Dataset listings of figures:
#####

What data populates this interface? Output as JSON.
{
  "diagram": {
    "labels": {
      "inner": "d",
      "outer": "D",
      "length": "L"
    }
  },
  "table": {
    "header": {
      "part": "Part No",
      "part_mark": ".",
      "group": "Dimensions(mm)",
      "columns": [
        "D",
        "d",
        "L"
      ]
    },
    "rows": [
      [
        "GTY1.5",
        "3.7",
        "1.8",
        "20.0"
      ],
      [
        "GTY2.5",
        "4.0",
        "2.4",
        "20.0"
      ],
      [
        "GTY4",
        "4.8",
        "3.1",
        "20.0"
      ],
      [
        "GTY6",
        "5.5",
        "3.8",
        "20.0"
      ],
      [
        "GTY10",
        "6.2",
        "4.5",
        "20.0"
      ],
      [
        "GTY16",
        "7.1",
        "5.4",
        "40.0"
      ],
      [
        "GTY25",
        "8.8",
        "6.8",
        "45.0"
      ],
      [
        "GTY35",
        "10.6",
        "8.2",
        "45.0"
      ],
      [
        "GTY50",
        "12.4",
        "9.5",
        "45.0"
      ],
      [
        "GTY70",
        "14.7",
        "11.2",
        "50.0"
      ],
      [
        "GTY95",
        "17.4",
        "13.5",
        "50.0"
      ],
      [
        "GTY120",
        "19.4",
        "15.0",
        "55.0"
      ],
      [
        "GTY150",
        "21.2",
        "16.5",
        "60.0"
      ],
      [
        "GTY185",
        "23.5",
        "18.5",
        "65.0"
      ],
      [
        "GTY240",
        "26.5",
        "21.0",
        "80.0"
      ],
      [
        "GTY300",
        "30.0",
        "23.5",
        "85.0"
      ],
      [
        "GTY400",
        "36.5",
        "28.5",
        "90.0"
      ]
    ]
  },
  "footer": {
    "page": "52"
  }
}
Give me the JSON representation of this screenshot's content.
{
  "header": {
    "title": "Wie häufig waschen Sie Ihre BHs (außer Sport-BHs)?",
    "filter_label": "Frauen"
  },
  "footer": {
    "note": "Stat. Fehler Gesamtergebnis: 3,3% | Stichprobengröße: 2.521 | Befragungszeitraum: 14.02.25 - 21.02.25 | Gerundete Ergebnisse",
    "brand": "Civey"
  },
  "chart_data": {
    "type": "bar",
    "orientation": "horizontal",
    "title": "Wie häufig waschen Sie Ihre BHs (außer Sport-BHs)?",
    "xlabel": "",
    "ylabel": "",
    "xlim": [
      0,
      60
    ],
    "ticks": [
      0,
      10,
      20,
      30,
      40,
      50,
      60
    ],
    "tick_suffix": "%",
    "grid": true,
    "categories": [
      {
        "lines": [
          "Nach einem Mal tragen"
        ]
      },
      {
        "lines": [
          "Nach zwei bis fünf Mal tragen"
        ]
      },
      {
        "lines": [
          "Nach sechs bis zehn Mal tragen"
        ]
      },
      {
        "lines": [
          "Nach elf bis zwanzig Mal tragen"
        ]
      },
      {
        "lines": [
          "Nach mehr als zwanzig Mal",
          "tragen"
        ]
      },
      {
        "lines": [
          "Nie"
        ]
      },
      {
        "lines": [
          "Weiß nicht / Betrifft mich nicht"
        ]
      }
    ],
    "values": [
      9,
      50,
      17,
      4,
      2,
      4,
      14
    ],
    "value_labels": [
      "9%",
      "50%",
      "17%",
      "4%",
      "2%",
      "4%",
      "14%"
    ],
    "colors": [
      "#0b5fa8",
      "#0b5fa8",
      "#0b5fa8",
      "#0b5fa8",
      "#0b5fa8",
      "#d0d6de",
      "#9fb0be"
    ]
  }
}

#####

Task prompt: Copy the material above back out, exactly as written.

Task response:
What data populates this interface? Output as JSON.
{
  "diagram": {
    "labels": {
      "inner": "d",
      "outer": "D",
      "length": "L"
    }
  },
  "table": {
    "header": {
      "part": "Part No",
      "part_mark": ".",
      "group": "Dimensions(mm)",
      "columns": [
        "D",
        "d",
        "L"
      ]
    },
    "rows": [
      [
        "GTY1.5",
        "3.7",
        "1.8",
        "20.0"
      ],
      [
        "GTY2.5",
        "4.0",
        "2.4",
        "20.0"
      ],
      [
        "GTY4",
        "4.8",
        "3.1",
        "20.0"
      ],
      [
        "GTY6",
        "5.5",
        "3.8",
        "20.0"
      ],
      [
        "GTY10",
        "6.2",
        "4.5",
        "20.0"
      ],
      [
        "GTY16",
        "7.1",
        "5.4",
        "40.0"
      ],
      [
        "GTY25",
        "8.8",
        "6.8",
        "45.0"
      ],
      [
        "GTY35",
        "10.6",
        "8.2",
        "45.0"
      ],
      [
        "GTY50",
        "12.4",
        "9.5",
        "45.0"
      ],
      [
        "GTY70",
        "14.7",
        "11.2",
        "50.0"
      ],
      [
        "GTY95",
        "17.4",
        "13.5",
        "50.0"
      ],
      [
        "GTY120",
        "19.4",
        "15.0",
        "55.0"
      ],
      [
        "GTY150",
        "21.2",
        "16.5",
        "60.0"
      ],
      [
        "GTY185",
        "23.5",
        "18.5",
        "65.0"
      ],
      [
        "GTY240",
        "26.5",
        "21.0",
        "80.0"
      ],
      [
        "GTY300",
        "30.0",
        "23.5",
        "85.0"
      ],
      [
        "GTY400",
        "36.5",
        "28.5",
        "90.0"
      ]
    ]
  },
  "footer": {
    "page": "52"
  }
}
Give me the JSON representation of this screenshot's content.
{
  "header": {
    "title": "Wie häufig waschen Sie Ihre BHs (außer Sport-BHs)?",
    "filter_label": "Frauen"
  },
  "footer": {
    "note": "Stat. Fehler Gesamtergebnis: 3,3% | Stichprobengröße: 2.521 | Befragungszeitraum: 14.02.25 - 21.02.25 | Gerundete Ergebnisse",
    "brand": "Civey"
  },
  "chart_data": {
    "type": "bar",
    "orientation": "horizontal",
    "title": "Wie häufig waschen Sie Ihre BHs (außer Sport-BHs)?",
    "xlabel": "",
    "ylabel": "",
    "xlim": [
      0,
      60
    ],
    "ticks": [
      0,
      10,
      20,
      30,
      40,
      50,
      60
    ],
    "tick_suffix": "%",
    "grid": true,
    "categories": [
      {
        "lines": [
          "Nach einem Mal tragen"
        ]
      },
      {
        "lines": [
          "Nach zwei bis fünf Mal tragen"
        ]
      },
      {
        "lines": [
          "Nach sechs bis zehn Mal tragen"
        ]
      },
      {
        "lines": [
          "Nach elf bis zwanzig Mal tragen"
        ]
      },
      {
        "lines": [
          "Nach mehr als zwanzig Mal",
          "tragen"
        ]
      },
      {
        "lines": [
          "Nie"
        ]
      },
      {
        "lines": [
          "Weiß nicht / Betrifft mich nicht"
        ]
      }
    ],
    "values": [
      9,
      50,
      17,
      4,
      2,
      4,
      14
    ],
    "value_labels": [
      "9%",
      "50%",
      "17%",
      "4%",
      "2%",
      "4%",
      "14%"
    ],
    "colors": [
      "#0b5fa8",
      "#0b5fa8",
      "#0b5fa8",
      "#0b5fa8",
      "#0b5fa8",
      "#d0d6de",
      "#9fb0be"
    ]
  }
}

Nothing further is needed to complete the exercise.